_WHAT THE TASK ASKS_
Determine how many lines in the listing below contain the string "Mitt". Reply with the number alone.

_MATERIAL TO PROCESS_
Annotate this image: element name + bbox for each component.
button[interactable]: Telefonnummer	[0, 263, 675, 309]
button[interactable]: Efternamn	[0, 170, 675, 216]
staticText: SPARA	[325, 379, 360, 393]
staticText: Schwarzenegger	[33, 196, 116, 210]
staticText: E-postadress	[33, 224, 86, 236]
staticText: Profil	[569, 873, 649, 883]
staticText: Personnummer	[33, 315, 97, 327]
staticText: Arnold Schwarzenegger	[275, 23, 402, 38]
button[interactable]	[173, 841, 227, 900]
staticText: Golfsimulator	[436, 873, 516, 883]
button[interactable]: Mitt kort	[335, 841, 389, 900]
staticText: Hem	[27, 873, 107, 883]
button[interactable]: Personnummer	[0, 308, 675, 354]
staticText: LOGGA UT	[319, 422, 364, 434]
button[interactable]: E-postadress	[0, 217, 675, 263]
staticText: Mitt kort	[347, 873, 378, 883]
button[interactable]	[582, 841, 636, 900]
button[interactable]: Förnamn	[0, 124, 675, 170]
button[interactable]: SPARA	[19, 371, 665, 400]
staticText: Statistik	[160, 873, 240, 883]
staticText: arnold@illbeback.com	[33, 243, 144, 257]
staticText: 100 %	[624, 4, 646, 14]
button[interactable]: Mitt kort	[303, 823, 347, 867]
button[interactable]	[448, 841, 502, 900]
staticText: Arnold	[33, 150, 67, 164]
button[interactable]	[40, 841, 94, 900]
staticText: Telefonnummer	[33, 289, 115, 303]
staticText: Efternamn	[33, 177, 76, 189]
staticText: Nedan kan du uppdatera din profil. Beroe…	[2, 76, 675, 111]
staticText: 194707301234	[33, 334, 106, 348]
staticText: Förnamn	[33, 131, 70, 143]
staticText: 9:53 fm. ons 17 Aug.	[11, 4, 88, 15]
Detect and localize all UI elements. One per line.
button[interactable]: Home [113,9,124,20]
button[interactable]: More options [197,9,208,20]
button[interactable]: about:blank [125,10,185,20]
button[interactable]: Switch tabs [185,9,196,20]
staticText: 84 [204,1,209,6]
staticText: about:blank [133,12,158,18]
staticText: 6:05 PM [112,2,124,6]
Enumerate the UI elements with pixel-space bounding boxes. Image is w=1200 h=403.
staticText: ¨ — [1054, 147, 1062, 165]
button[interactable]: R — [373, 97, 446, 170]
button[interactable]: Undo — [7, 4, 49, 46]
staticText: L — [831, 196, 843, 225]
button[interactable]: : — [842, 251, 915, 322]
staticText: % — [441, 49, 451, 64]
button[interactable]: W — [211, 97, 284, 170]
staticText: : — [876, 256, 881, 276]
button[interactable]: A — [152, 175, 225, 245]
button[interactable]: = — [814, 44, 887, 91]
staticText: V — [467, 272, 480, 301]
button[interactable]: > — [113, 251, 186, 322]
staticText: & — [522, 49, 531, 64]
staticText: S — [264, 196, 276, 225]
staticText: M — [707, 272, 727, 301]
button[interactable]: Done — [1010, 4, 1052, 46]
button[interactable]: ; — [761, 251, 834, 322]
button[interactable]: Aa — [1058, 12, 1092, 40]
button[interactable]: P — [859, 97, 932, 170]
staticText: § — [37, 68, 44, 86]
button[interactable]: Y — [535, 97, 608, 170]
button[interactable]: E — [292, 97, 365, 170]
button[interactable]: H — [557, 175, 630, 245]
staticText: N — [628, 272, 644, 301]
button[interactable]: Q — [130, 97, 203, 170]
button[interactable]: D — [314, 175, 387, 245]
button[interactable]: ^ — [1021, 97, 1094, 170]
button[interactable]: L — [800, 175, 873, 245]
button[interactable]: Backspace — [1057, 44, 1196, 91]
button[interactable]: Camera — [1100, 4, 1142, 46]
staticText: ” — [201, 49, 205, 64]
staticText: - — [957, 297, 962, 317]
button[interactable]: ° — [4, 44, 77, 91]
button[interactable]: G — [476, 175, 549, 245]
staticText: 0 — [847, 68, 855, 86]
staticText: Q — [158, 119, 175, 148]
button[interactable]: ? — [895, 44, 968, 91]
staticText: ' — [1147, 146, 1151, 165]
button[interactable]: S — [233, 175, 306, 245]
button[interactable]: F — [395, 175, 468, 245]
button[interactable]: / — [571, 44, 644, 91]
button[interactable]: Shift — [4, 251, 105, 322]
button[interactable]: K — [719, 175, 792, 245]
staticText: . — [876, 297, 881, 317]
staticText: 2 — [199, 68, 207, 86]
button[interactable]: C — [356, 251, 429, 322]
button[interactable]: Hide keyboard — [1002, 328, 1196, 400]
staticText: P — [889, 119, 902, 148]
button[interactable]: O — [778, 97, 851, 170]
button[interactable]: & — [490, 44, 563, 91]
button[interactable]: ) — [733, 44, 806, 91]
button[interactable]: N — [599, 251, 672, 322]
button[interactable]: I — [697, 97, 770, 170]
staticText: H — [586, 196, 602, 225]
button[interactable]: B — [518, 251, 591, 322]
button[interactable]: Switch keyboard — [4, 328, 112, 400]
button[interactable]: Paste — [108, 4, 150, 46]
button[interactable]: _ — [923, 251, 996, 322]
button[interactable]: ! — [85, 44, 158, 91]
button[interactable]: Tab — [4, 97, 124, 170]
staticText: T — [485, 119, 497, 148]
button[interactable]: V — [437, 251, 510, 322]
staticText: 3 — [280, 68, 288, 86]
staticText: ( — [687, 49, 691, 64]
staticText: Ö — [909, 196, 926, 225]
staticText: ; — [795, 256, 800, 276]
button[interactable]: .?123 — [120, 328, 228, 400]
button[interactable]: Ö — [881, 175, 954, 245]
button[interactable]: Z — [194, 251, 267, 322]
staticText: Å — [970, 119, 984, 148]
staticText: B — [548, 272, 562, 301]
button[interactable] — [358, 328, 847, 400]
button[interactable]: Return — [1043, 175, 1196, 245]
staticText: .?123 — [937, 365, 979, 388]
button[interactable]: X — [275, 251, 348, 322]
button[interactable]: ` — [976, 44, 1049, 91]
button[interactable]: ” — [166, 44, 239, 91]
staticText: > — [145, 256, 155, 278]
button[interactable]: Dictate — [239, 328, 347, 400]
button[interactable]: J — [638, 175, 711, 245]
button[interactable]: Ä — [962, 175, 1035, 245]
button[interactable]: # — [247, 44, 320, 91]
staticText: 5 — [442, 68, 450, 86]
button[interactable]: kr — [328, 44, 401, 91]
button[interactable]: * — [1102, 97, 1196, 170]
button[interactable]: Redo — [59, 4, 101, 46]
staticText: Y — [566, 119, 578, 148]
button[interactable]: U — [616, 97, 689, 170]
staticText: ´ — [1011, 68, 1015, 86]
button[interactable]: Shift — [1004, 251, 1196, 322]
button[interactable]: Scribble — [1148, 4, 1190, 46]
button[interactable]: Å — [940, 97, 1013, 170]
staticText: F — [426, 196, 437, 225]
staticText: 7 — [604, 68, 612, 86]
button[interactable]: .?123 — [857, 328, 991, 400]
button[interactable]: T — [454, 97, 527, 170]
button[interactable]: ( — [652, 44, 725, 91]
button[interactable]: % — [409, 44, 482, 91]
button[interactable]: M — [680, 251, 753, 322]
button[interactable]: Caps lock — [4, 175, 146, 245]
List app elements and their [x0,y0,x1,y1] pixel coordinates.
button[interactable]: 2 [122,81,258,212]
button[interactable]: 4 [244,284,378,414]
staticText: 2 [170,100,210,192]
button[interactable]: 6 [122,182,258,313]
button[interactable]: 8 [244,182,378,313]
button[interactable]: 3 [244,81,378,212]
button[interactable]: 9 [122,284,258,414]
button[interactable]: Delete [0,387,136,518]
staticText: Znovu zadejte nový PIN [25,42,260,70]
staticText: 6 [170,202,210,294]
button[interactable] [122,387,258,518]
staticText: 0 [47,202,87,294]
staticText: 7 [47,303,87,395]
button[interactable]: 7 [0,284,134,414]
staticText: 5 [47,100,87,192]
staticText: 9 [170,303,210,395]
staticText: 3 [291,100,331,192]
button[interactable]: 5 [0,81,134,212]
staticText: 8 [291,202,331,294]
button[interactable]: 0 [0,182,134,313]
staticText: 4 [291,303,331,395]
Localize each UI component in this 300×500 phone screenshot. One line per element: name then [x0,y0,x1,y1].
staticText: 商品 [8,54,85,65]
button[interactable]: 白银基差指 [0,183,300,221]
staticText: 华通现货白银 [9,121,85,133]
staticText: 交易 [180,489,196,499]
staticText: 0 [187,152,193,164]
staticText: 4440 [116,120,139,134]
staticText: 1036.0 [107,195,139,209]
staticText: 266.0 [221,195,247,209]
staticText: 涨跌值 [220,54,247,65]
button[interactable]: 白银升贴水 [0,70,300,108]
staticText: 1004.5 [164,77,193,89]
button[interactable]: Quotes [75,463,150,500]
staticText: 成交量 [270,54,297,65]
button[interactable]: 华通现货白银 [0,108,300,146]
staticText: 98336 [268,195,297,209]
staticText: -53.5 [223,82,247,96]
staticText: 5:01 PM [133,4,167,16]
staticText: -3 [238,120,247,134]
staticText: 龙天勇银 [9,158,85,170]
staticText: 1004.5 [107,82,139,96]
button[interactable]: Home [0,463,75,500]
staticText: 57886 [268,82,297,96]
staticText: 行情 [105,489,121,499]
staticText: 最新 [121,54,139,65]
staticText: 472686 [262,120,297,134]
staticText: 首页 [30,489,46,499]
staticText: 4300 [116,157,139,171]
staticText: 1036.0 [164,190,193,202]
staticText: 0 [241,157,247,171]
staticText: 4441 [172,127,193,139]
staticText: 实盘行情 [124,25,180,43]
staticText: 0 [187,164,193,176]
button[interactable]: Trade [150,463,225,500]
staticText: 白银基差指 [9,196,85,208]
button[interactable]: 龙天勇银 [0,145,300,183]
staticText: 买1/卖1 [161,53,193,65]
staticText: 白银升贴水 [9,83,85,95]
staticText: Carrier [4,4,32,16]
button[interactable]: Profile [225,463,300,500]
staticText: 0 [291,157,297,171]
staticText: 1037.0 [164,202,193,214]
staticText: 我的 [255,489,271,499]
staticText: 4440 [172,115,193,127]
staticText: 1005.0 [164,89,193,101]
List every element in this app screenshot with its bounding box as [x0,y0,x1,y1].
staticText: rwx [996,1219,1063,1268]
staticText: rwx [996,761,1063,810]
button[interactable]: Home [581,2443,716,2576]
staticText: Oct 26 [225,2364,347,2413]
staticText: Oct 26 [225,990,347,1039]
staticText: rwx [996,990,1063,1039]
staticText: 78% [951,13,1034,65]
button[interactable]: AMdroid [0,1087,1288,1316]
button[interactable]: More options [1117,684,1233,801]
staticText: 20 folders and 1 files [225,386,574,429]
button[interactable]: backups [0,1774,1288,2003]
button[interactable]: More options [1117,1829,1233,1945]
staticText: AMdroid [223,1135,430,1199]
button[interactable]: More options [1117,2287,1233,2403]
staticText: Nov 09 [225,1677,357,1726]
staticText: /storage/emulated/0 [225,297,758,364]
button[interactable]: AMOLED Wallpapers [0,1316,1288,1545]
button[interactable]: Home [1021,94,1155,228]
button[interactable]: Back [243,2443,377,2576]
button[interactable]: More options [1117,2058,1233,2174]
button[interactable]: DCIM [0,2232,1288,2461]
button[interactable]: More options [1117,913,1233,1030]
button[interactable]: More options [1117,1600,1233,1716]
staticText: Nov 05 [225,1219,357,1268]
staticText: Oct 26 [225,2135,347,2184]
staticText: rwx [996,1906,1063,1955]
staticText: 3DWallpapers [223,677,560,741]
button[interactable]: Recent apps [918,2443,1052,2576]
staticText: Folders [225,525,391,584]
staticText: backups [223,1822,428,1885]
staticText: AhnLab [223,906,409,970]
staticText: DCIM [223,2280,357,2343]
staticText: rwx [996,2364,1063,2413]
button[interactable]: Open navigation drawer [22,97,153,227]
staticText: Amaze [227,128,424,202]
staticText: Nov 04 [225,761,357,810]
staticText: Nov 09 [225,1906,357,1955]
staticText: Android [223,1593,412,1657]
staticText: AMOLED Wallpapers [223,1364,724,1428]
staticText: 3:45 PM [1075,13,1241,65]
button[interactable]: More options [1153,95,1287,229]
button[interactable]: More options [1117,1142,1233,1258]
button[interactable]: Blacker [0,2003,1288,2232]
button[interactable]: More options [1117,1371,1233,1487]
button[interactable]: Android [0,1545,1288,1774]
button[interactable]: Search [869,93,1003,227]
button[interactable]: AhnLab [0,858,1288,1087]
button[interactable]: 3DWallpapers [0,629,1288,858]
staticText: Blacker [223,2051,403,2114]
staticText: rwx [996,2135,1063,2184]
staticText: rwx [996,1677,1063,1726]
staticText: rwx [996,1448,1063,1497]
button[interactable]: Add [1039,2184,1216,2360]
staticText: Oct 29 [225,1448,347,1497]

_COMPLETED TASK_
3